§ **Exercise instructions**
Pull every line that holds the word "Decal" from the entries.

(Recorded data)
========================
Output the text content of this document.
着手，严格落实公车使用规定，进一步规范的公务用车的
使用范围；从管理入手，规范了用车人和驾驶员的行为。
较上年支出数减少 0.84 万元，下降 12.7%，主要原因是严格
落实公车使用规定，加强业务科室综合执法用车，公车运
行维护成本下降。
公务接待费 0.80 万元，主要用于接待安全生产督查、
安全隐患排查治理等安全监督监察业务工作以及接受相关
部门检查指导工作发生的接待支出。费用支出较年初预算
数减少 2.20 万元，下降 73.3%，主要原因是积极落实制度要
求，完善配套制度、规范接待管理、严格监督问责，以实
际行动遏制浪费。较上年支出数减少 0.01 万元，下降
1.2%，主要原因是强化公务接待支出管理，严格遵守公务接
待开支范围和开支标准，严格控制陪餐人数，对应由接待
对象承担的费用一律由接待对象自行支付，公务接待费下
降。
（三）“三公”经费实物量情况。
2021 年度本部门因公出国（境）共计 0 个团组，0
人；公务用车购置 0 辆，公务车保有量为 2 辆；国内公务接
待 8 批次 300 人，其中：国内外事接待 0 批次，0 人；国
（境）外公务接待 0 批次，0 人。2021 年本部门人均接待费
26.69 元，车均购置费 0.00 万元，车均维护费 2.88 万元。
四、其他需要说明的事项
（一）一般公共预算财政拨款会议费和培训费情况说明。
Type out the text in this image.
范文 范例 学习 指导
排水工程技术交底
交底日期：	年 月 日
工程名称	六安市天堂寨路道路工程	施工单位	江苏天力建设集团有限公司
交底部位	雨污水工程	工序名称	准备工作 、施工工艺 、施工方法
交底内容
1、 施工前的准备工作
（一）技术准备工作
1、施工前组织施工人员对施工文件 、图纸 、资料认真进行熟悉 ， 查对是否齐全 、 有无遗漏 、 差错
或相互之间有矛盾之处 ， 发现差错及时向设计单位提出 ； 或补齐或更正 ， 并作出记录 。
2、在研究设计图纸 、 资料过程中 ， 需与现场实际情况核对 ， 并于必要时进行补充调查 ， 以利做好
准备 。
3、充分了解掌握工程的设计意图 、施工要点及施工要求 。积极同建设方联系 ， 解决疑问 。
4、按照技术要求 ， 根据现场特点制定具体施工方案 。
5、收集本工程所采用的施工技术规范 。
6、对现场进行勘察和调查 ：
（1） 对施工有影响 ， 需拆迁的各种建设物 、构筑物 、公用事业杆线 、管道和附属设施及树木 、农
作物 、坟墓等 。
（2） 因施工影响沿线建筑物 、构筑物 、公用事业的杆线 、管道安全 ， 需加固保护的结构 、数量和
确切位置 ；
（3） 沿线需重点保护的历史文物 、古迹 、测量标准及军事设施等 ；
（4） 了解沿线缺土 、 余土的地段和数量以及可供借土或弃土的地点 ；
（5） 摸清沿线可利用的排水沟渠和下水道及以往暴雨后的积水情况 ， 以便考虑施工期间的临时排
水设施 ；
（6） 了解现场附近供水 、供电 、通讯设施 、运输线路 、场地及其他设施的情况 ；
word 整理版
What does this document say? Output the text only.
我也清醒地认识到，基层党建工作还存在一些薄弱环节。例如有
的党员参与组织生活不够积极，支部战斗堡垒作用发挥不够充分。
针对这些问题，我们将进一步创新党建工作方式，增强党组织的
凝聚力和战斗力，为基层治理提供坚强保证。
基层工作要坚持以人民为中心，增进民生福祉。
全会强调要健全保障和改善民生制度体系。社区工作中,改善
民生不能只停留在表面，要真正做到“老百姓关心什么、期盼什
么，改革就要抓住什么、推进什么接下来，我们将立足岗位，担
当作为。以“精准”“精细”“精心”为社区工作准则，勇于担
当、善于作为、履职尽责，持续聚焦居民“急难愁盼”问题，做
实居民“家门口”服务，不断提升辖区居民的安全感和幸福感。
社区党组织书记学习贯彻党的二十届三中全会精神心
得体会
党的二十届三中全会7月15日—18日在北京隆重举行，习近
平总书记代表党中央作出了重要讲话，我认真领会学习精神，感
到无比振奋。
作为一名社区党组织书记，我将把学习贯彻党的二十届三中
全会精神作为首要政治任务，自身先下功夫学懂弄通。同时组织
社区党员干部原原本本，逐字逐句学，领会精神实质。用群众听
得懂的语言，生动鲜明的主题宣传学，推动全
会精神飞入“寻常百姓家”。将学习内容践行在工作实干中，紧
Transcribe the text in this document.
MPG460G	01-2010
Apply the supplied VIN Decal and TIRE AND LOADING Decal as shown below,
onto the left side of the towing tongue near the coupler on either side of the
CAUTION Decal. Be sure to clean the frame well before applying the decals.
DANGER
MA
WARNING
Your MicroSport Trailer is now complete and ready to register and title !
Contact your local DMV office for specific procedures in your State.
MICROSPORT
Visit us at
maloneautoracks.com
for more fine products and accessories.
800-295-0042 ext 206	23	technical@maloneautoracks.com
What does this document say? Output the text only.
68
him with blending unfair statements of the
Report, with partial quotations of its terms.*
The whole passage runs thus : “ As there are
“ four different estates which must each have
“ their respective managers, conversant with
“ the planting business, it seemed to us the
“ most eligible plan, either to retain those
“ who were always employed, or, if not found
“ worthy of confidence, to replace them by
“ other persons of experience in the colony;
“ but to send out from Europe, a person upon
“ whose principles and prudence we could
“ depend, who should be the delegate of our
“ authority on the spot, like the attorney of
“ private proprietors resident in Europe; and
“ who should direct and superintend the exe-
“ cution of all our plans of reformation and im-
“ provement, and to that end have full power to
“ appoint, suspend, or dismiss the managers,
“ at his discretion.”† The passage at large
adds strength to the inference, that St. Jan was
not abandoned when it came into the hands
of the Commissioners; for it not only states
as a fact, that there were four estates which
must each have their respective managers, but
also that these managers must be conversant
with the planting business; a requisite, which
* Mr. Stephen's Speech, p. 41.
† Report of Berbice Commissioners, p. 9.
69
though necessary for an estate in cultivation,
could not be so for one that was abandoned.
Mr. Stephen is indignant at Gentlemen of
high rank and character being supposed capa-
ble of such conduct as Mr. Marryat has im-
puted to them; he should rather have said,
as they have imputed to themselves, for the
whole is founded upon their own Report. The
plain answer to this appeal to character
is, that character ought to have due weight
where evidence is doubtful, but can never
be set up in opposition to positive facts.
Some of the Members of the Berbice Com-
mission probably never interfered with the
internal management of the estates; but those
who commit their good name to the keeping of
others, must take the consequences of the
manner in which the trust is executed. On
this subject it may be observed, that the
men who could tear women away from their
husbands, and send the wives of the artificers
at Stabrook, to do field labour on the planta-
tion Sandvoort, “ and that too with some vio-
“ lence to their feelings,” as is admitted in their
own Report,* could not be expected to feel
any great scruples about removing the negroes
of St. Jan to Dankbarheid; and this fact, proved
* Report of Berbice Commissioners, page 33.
========================
§ **Output for this task**
Apply the supplied VIN Decal and TIRE AND LOADING Decal as shown below,
CAUTION Decal. Be sure to clean the frame well before applying the decals.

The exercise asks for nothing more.